## Stated goal
Copy each record exactly as it reads, leaving out any pictures it holds.

## Records for this task
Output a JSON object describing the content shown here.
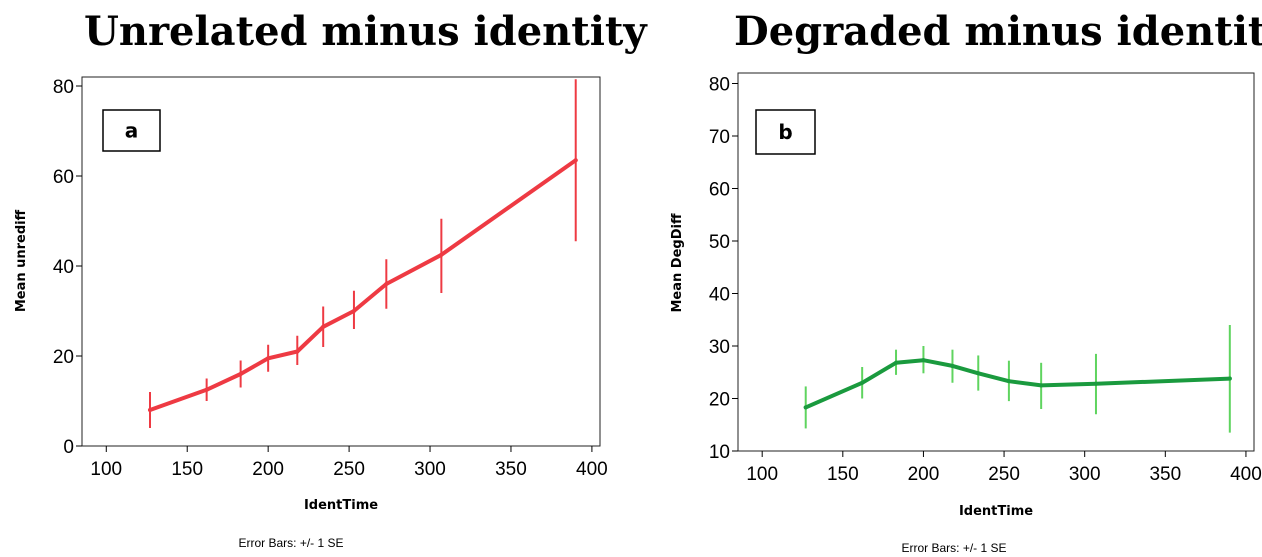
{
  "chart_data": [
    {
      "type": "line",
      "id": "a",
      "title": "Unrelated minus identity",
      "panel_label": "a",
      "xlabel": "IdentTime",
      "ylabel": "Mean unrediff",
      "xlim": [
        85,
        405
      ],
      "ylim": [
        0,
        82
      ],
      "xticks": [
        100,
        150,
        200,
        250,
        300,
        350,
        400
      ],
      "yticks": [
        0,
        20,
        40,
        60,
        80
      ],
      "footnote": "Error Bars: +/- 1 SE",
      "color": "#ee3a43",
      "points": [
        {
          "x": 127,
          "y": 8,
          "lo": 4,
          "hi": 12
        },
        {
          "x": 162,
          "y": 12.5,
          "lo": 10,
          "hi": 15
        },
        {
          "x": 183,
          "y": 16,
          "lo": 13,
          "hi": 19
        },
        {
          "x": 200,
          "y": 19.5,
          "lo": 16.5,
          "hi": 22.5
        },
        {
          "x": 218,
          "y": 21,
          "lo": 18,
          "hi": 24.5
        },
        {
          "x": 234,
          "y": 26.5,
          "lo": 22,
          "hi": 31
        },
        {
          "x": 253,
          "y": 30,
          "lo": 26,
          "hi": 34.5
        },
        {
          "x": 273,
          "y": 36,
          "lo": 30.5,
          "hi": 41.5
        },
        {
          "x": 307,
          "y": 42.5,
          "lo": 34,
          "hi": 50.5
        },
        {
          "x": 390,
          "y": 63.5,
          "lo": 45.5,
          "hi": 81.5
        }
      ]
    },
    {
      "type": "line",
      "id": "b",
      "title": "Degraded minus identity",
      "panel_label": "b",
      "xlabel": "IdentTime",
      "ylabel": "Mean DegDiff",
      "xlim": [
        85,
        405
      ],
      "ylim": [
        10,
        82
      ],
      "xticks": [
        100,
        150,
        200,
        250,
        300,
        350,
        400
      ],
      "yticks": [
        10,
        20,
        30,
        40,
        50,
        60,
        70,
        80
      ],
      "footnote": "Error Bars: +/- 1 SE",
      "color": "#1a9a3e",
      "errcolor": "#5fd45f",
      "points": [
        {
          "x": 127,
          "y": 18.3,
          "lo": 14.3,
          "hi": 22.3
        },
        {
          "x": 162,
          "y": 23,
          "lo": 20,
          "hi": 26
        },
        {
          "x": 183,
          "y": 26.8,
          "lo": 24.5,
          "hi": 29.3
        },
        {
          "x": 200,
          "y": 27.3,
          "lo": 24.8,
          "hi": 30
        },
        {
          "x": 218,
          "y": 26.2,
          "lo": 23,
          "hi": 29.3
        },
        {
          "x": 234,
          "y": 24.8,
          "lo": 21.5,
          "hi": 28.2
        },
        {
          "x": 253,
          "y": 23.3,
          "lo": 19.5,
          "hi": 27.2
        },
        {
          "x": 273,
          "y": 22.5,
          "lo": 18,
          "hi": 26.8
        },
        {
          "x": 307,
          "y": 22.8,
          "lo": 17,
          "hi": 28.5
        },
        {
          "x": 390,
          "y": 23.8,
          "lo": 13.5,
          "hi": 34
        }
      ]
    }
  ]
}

## Task result
Output a JSON object describing the content shown here.
{
  "chart_data": [
    {
      "type": "line",
      "id": "a",
      "title": "Unrelated minus identity",
      "panel_label": "a",
      "xlabel": "IdentTime",
      "ylabel": "Mean unrediff",
      "xlim": [
        85,
        405
      ],
      "ylim": [
        0,
        82
      ],
      "xticks": [
        100,
        150,
        200,
        250,
        300,
        350,
        400
      ],
      "yticks": [
        0,
        20,
        40,
        60,
        80
      ],
      "footnote": "Error Bars: +/- 1 SE",
      "color": "#ee3a43",
      "points": [
        {
          "x": 127,
          "y": 8,
          "lo": 4,
          "hi": 12
        },
        {
          "x": 162,
          "y": 12.5,
          "lo": 10,
          "hi": 15
        },
        {
          "x": 183,
          "y": 16,
          "lo": 13,
          "hi": 19
        },
        {
          "x": 200,
          "y": 19.5,
          "lo": 16.5,
          "hi": 22.5
        },
        {
          "x": 218,
          "y": 21,
          "lo": 18,
          "hi": 24.5
        },
        {
          "x": 234,
          "y": 26.5,
          "lo": 22,
          "hi": 31
        },
        {
          "x": 253,
          "y": 30,
          "lo": 26,
          "hi": 34.5
        },
        {
          "x": 273,
          "y": 36,
          "lo": 30.5,
          "hi": 41.5
        },
        {
          "x": 307,
          "y": 42.5,
          "lo": 34,
          "hi": 50.5
        },
        {
          "x": 390,
          "y": 63.5,
          "lo": 45.5,
          "hi": 81.5
        }
      ]
    },
    {
      "type": "line",
      "id": "b",
      "title": "Degraded minus identity",
      "panel_label": "b",
      "xlabel": "IdentTime",
      "ylabel": "Mean DegDiff",
      "xlim": [
        85,
        405
      ],
      "ylim": [
        10,
        82
      ],
      "xticks": [
        100,
        150,
        200,
        250,
        300,
        350,
        400
      ],
      "yticks": [
        10,
        20,
        30,
        40,
        50,
        60,
        70,
        80
      ],
      "footnote": "Error Bars: +/- 1 SE",
      "color": "#1a9a3e",
      "errcolor": "#5fd45f",
      "points": [
        {
          "x": 127,
          "y": 18.3,
          "lo": 14.3,
          "hi": 22.3
        },
        {
          "x": 162,
          "y": 23,
          "lo": 20,
          "hi": 26
        },
        {
          "x": 183,
          "y": 26.8,
          "lo": 24.5,
          "hi": 29.3
        },
        {
          "x": 200,
          "y": 27.3,
          "lo": 24.8,
          "hi": 30
        },
        {
          "x": 218,
          "y": 26.2,
          "lo": 23,
          "hi": 29.3
        },
        {
          "x": 234,
          "y": 24.8,
          "lo": 21.5,
          "hi": 28.2
        },
        {
          "x": 253,
          "y": 23.3,
          "lo": 19.5,
          "hi": 27.2
        },
        {
          "x": 273,
          "y": 22.5,
          "lo": 18,
          "hi": 26.8
        },
        {
          "x": 307,
          "y": 22.8,
          "lo": 17,
          "hi": 28.5
        },
        {
          "x": 390,
          "y": 23.8,
          "lo": 13.5,
          "hi": 34
        }
      ]
    }
  ]
}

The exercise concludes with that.